Objective: Without including the pictures, copy out every line below.

(Stored data entries)
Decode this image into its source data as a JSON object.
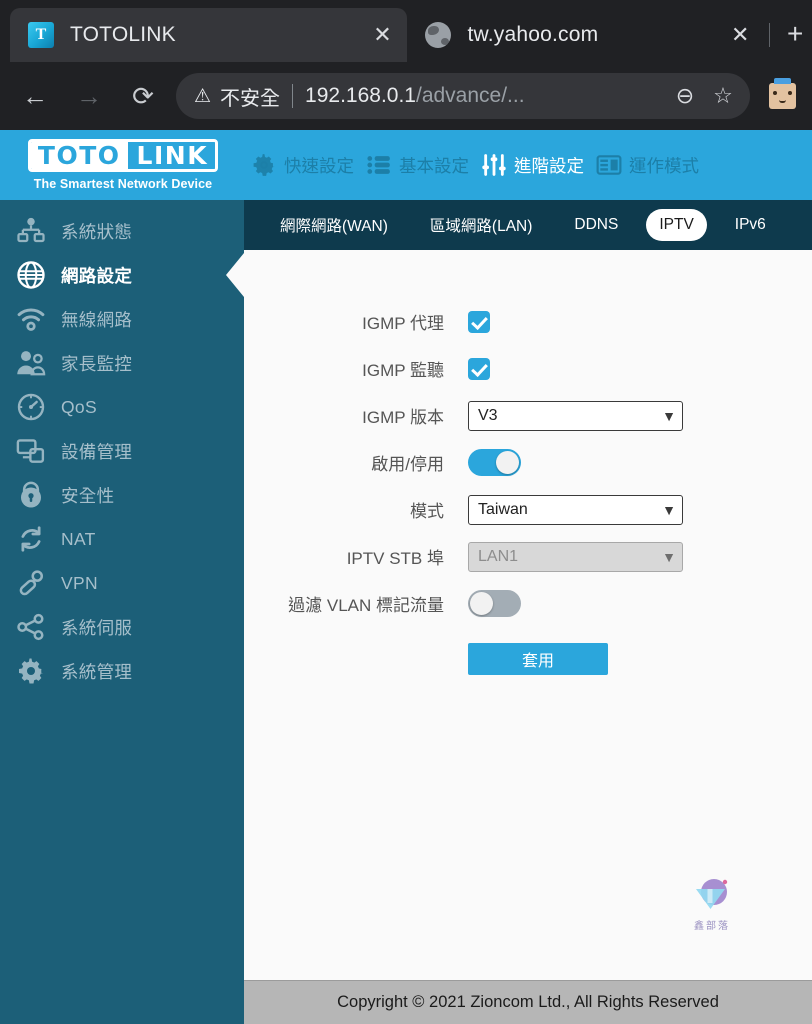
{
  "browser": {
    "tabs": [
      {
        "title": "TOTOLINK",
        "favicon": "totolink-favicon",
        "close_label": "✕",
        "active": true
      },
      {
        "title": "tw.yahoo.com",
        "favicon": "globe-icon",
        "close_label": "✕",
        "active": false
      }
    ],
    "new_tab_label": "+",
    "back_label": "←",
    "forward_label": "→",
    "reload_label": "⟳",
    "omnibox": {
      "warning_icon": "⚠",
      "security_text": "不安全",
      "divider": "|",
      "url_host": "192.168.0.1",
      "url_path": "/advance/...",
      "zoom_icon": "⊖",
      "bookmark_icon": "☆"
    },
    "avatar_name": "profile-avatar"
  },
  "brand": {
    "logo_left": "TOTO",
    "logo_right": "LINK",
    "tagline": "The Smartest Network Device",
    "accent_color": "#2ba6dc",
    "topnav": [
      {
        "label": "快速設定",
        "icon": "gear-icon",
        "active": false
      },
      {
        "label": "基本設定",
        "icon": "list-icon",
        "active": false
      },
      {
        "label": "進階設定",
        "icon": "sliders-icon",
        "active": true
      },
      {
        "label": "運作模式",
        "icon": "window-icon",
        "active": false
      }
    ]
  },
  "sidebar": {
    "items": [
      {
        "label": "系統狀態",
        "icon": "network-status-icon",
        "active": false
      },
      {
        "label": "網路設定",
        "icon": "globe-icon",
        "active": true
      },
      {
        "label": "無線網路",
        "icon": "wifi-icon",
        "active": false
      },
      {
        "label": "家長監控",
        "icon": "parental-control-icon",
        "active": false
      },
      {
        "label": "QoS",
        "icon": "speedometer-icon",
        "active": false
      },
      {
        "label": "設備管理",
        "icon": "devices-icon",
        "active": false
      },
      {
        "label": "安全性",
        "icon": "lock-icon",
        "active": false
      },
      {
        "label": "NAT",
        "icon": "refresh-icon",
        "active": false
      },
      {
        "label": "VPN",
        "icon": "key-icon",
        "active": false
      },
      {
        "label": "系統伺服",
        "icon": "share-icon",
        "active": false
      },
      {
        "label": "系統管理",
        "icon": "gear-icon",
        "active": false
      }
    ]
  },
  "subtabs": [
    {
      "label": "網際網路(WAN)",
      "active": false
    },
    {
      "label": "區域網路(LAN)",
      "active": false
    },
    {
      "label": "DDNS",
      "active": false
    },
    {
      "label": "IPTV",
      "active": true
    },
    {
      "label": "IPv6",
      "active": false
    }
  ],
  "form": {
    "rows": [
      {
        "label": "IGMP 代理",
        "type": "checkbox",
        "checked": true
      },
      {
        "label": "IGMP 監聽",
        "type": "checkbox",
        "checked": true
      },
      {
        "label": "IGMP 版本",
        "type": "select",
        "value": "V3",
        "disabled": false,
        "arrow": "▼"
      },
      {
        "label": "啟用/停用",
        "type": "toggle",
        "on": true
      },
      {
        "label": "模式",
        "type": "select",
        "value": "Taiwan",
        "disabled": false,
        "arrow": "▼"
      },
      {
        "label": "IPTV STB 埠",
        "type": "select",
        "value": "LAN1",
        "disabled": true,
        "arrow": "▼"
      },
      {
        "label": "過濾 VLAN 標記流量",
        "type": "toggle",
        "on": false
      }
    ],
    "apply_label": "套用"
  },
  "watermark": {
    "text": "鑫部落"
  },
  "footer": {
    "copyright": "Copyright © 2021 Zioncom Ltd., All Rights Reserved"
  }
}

Response to the exercise:
Decode this image into its source data as a JSON object.
{
  "browser": {
    "tabs": [
      {
        "title": "TOTOLINK",
        "favicon": "totolink-favicon",
        "close_label": "✕",
        "active": true
      },
      {
        "title": "tw.yahoo.com",
        "favicon": "globe-icon",
        "close_label": "✕",
        "active": false
      }
    ],
    "new_tab_label": "+",
    "back_label": "←",
    "forward_label": "→",
    "reload_label": "⟳",
    "omnibox": {
      "warning_icon": "⚠",
      "security_text": "不安全",
      "divider": "|",
      "url_host": "192.168.0.1",
      "url_path": "/advance/...",
      "zoom_icon": "⊖",
      "bookmark_icon": "☆"
    },
    "avatar_name": "profile-avatar"
  },
  "brand": {
    "logo_left": "TOTO",
    "logo_right": "LINK",
    "tagline": "The Smartest Network Device",
    "accent_color": "#2ba6dc",
    "topnav": [
      {
        "label": "快速設定",
        "icon": "gear-icon",
        "active": false
      },
      {
        "label": "基本設定",
        "icon": "list-icon",
        "active": false
      },
      {
        "label": "進階設定",
        "icon": "sliders-icon",
        "active": true
      },
      {
        "label": "運作模式",
        "icon": "window-icon",
        "active": false
      }
    ]
  },
  "sidebar": {
    "items": [
      {
        "label": "系統狀態",
        "icon": "network-status-icon",
        "active": false
      },
      {
        "label": "網路設定",
        "icon": "globe-icon",
        "active": true
      },
      {
        "label": "無線網路",
        "icon": "wifi-icon",
        "active": false
      },
      {
        "label": "家長監控",
        "icon": "parental-control-icon",
        "active": false
      },
      {
        "label": "QoS",
        "icon": "speedometer-icon",
        "active": false
      },
      {
        "label": "設備管理",
        "icon": "devices-icon",
        "active": false
      },
      {
        "label": "安全性",
        "icon": "lock-icon",
        "active": false
      },
      {
        "label": "NAT",
        "icon": "refresh-icon",
        "active": false
      },
      {
        "label": "VPN",
        "icon": "key-icon",
        "active": false
      },
      {
        "label": "系統伺服",
        "icon": "share-icon",
        "active": false
      },
      {
        "label": "系統管理",
        "icon": "gear-icon",
        "active": false
      }
    ]
  },
  "subtabs": [
    {
      "label": "網際網路(WAN)",
      "active": false
    },
    {
      "label": "區域網路(LAN)",
      "active": false
    },
    {
      "label": "DDNS",
      "active": false
    },
    {
      "label": "IPTV",
      "active": true
    },
    {
      "label": "IPv6",
      "active": false
    }
  ],
  "form": {
    "rows": [
      {
        "label": "IGMP 代理",
        "type": "checkbox",
        "checked": true
      },
      {
        "label": "IGMP 監聽",
        "type": "checkbox",
        "checked": true
      },
      {
        "label": "IGMP 版本",
        "type": "select",
        "value": "V3",
        "disabled": false,
        "arrow": "▼"
      },
      {
        "label": "啟用/停用",
        "type": "toggle",
        "on": true
      },
      {
        "label": "模式",
        "type": "select",
        "value": "Taiwan",
        "disabled": false,
        "arrow": "▼"
      },
      {
        "label": "IPTV STB 埠",
        "type": "select",
        "value": "LAN1",
        "disabled": true,
        "arrow": "▼"
      },
      {
        "label": "過濾 VLAN 標記流量",
        "type": "toggle",
        "on": false
      }
    ],
    "apply_label": "套用"
  },
  "watermark": {
    "text": "鑫部落"
  },
  "footer": {
    "copyright": "Copyright © 2021 Zioncom Ltd., All Rights Reserved"
  }
}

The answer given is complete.